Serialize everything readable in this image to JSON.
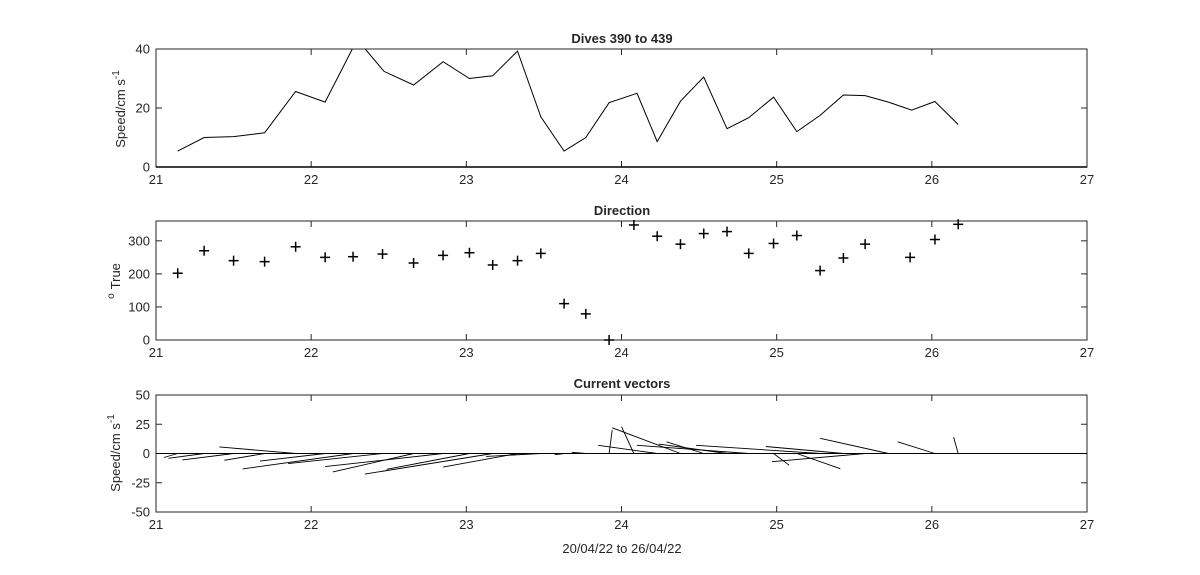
{
  "figure": {
    "xlabel": "20/04/22 to 26/04/22"
  },
  "chart_data": [
    {
      "id": "speed",
      "type": "line",
      "title": "Dives 390 to 439",
      "ylabel": "Speed/cm s",
      "ylabel_sup": "-1",
      "xlim": [
        21,
        27
      ],
      "ylim": [
        0,
        40
      ],
      "xticks": [
        21,
        22,
        23,
        24,
        25,
        26,
        27
      ],
      "yticks": [
        0,
        20,
        40
      ],
      "grid": false,
      "series": [
        {
          "x": [
            21.14,
            21.31,
            21.5,
            21.7,
            21.9,
            22.09,
            22.27,
            22.34,
            22.47,
            22.66,
            22.85,
            23.02,
            23.17,
            23.33,
            23.48,
            23.63,
            23.77,
            23.92,
            24.1,
            24.23,
            24.38,
            24.53,
            24.68,
            24.82,
            24.98,
            25.13,
            25.28,
            25.43,
            25.57,
            25.72,
            25.87,
            26.02,
            26.17
          ],
          "y": [
            5.4,
            10,
            10.3,
            11.6,
            25.6,
            22,
            40.5,
            40.5,
            32.4,
            27.8,
            35.7,
            30,
            30.9,
            39.3,
            17,
            5.4,
            10,
            21.8,
            25,
            8.6,
            22.3,
            30.5,
            13,
            16.7,
            23.7,
            12,
            17.5,
            24.4,
            24.2,
            22,
            19.3,
            22.2,
            14.4
          ]
        }
      ]
    },
    {
      "id": "direction",
      "type": "scatter",
      "title": "Direction",
      "ylabel": "True",
      "ylabel_sup": "o",
      "xlim": [
        21,
        27
      ],
      "ylim": [
        0,
        360
      ],
      "xticks": [
        21,
        22,
        23,
        24,
        25,
        26,
        27
      ],
      "yticks": [
        0,
        100,
        200,
        300
      ],
      "marker": "+",
      "grid": false,
      "series": [
        {
          "x": [
            21.14,
            21.31,
            21.5,
            21.7,
            21.9,
            22.09,
            22.27,
            22.46,
            22.66,
            22.85,
            23.02,
            23.17,
            23.33,
            23.48,
            23.63,
            23.77,
            23.92,
            24.08,
            24.23,
            24.38,
            24.53,
            24.68,
            24.82,
            24.98,
            25.13,
            25.28,
            25.43,
            25.57,
            25.86,
            26.02,
            26.17
          ],
          "y": [
            202,
            270,
            240,
            237,
            282,
            250,
            252,
            260,
            233,
            256,
            264,
            227,
            240,
            262,
            110,
            79,
            0,
            348,
            314,
            290,
            322,
            328,
            262,
            292,
            316,
            210,
            248,
            290,
            250,
            304,
            350
          ]
        }
      ]
    },
    {
      "id": "vectors",
      "type": "quiver",
      "title": "Current vectors",
      "ylabel": "Speed/cm s",
      "ylabel_sup": "-1",
      "xlim": [
        21,
        27
      ],
      "ylim": [
        -50,
        50
      ],
      "xticks": [
        21,
        22,
        23,
        24,
        25,
        26,
        27
      ],
      "yticks": [
        -50,
        -25,
        0,
        25,
        50
      ],
      "grid": false,
      "time_axis_scale_per_day": 50,
      "vectors": [
        {
          "t": 21.14,
          "u": -4.5,
          "v": -3.4
        },
        {
          "t": 21.31,
          "u": -11.5,
          "v": -4.1
        },
        {
          "t": 21.5,
          "u": -16.5,
          "v": -5.5
        },
        {
          "t": 21.7,
          "u": -13.0,
          "v": -5.8
        },
        {
          "t": 21.9,
          "u": -24.6,
          "v": 5.6
        },
        {
          "t": 22.09,
          "u": -21.0,
          "v": -6.5
        },
        {
          "t": 22.27,
          "u": -35.6,
          "v": -13.2
        },
        {
          "t": 22.46,
          "u": -30.4,
          "v": -8.6
        },
        {
          "t": 22.66,
          "u": -26.0,
          "v": -15.7
        },
        {
          "t": 22.85,
          "u": -38.0,
          "v": -11.2
        },
        {
          "t": 23.02,
          "u": -26.7,
          "v": -13.5
        },
        {
          "t": 23.17,
          "u": -41.2,
          "v": -17.6
        },
        {
          "t": 23.33,
          "u": -24.0,
          "v": -11.6
        },
        {
          "t": 23.48,
          "u": -17.6,
          "v": -2.5
        },
        {
          "t": 23.63,
          "u": -3.0,
          "v": -1.0
        },
        {
          "t": 23.77,
          "u": -4.5,
          "v": 1.0
        },
        {
          "t": 23.92,
          "u": 1.0,
          "v": 20.0
        },
        {
          "t": 24.08,
          "u": -4.0,
          "v": 23.0
        },
        {
          "t": 24.23,
          "u": -19.0,
          "v": 7.0
        },
        {
          "t": 24.38,
          "u": -22.0,
          "v": 22.0
        },
        {
          "t": 24.53,
          "u": -12.0,
          "v": 10.0
        },
        {
          "t": 24.68,
          "u": -22.0,
          "v": 8.0
        },
        {
          "t": 24.82,
          "u": -36.0,
          "v": 7.0
        },
        {
          "t": 24.98,
          "u": 5.0,
          "v": -10.0
        },
        {
          "t": 25.13,
          "u": 14.0,
          "v": -13.0
        },
        {
          "t": 25.28,
          "u": -40.0,
          "v": 7.0
        },
        {
          "t": 25.43,
          "u": -25.0,
          "v": 6.0
        },
        {
          "t": 25.57,
          "u": -30.0,
          "v": -7.0
        },
        {
          "t": 25.72,
          "u": -22.0,
          "v": 13.0
        },
        {
          "t": 26.02,
          "u": -12.0,
          "v": 10.0
        },
        {
          "t": 26.17,
          "u": -1.5,
          "v": 14.0
        }
      ]
    }
  ]
}
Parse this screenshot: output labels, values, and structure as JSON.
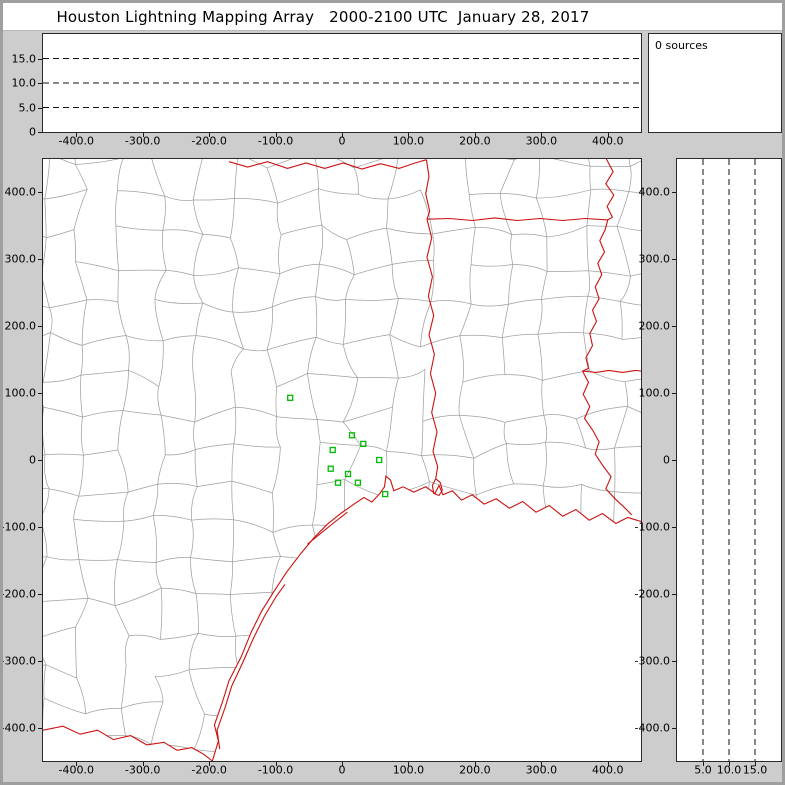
====================
● WHAT IS ASKED
Determine how many lines of this listing contain "JSON", and give only the number.

● SOLUTION TO THE EXERCISE
2